▸ **Task objective**
Every entry should be repeated exactly. Omit the pictures.

** START OF Data section **

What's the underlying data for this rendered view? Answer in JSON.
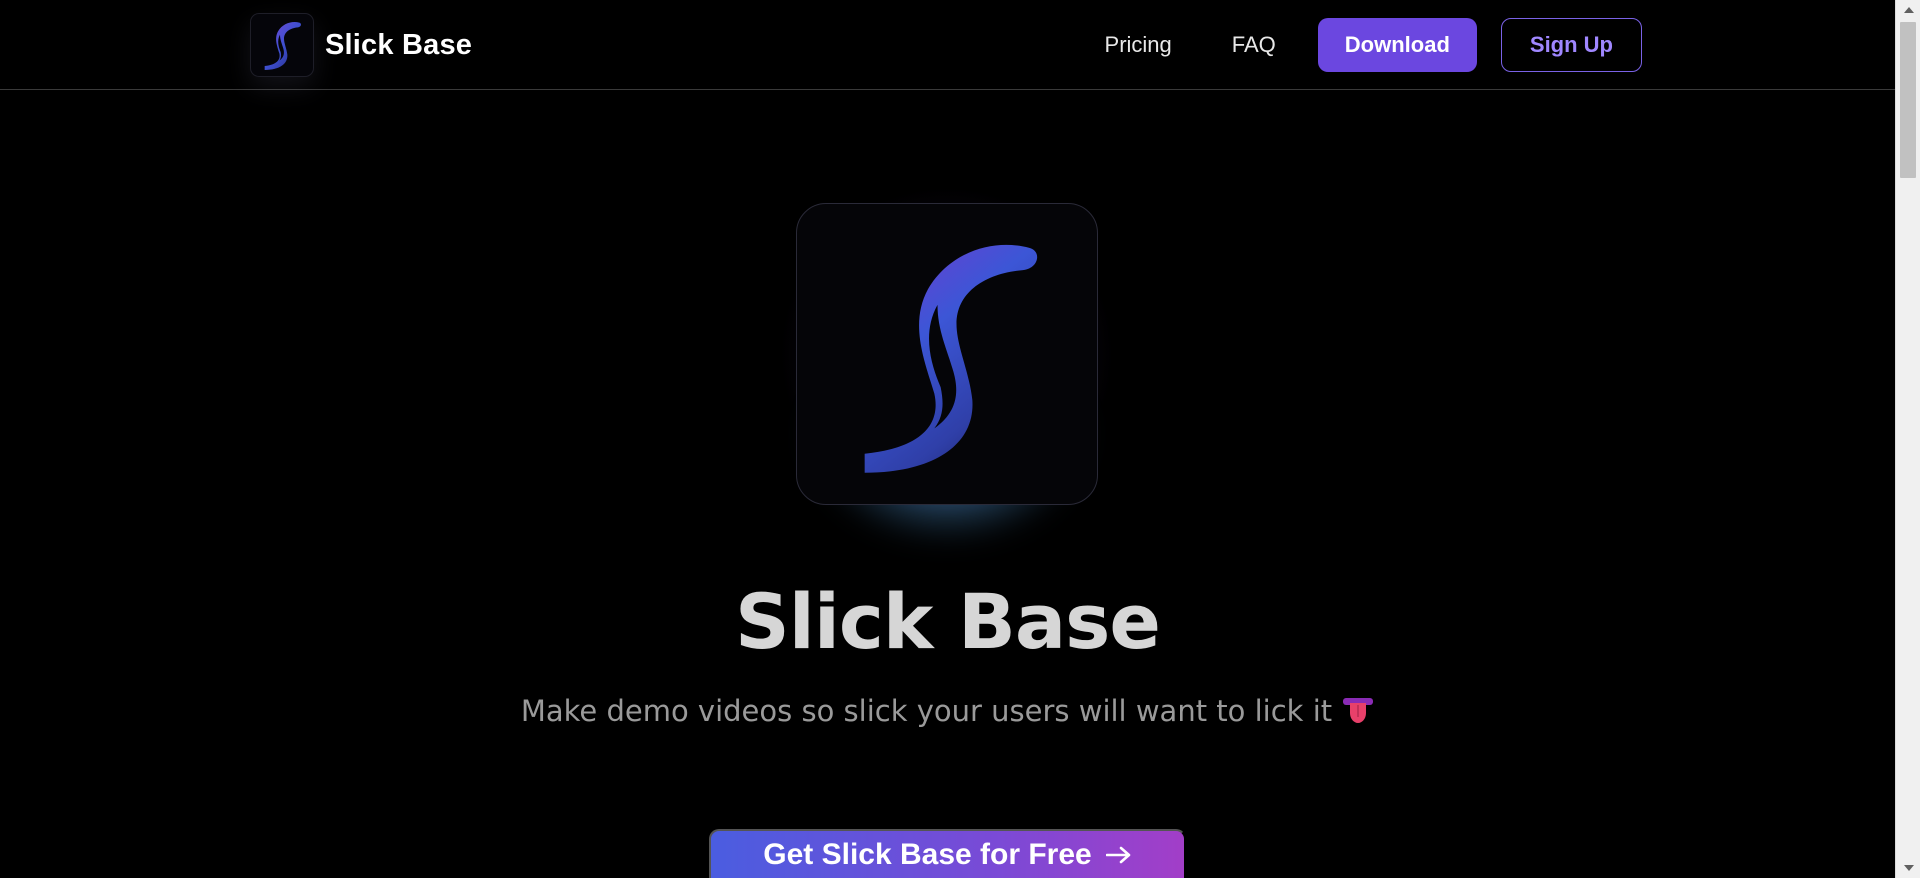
{
  "header": {
    "brand_name": "Slick Base",
    "nav": {
      "pricing": "Pricing",
      "faq": "FAQ",
      "download": "Download",
      "signup": "Sign Up"
    }
  },
  "hero": {
    "title": "Slick Base",
    "subtitle": "Make demo videos so slick your users will want to lick it",
    "cta_label": "Get Slick Base for Free",
    "cta_icon": "arrow-right-icon",
    "logo_icon": "slick-base-s-logo-icon",
    "emoji_icon": "tongue-emoji-icon"
  },
  "colors": {
    "accent": "#6b47e0",
    "accent_light": "#a087ff",
    "background": "#000000",
    "cta_start": "#4a5de0",
    "cta_end": "#a23ec8"
  }
}
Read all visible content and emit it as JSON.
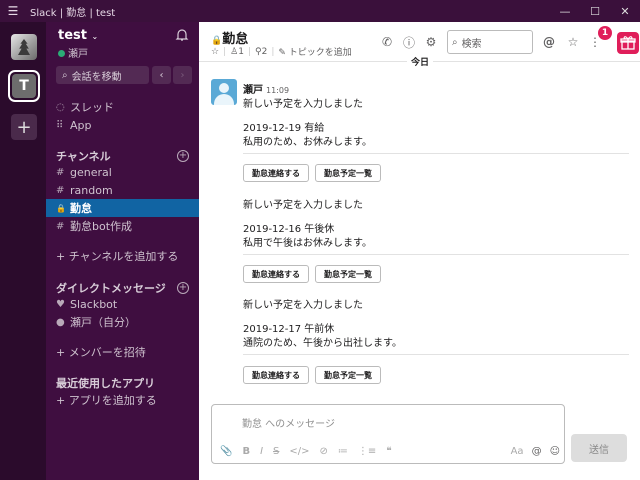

** END OF Data section **

▸ **Task answer**
What's the underlying data for this rendered view? Answer in JSON.
{
  "header": {
    "brand_name": "Slick Base",
    "nav": {
      "pricing": "Pricing",
      "faq": "FAQ",
      "download": "Download",
      "signup": "Sign Up"
    }
  },
  "hero": {
    "title": "Slick Base",
    "subtitle": "Make demo videos so slick your users will want to lick it",
    "cta_label": "Get Slick Base for Free",
    "cta_icon": "arrow-right-icon",
    "logo_icon": "slick-base-s-logo-icon",
    "emoji_icon": "tongue-emoji-icon"
  },
  "colors": {
    "accent": "#6b47e0",
    "accent_light": "#a087ff",
    "background": "#000000",
    "cta_start": "#4a5de0",
    "cta_end": "#a23ec8"
  }
}
Read all visible content and emit it as JSON.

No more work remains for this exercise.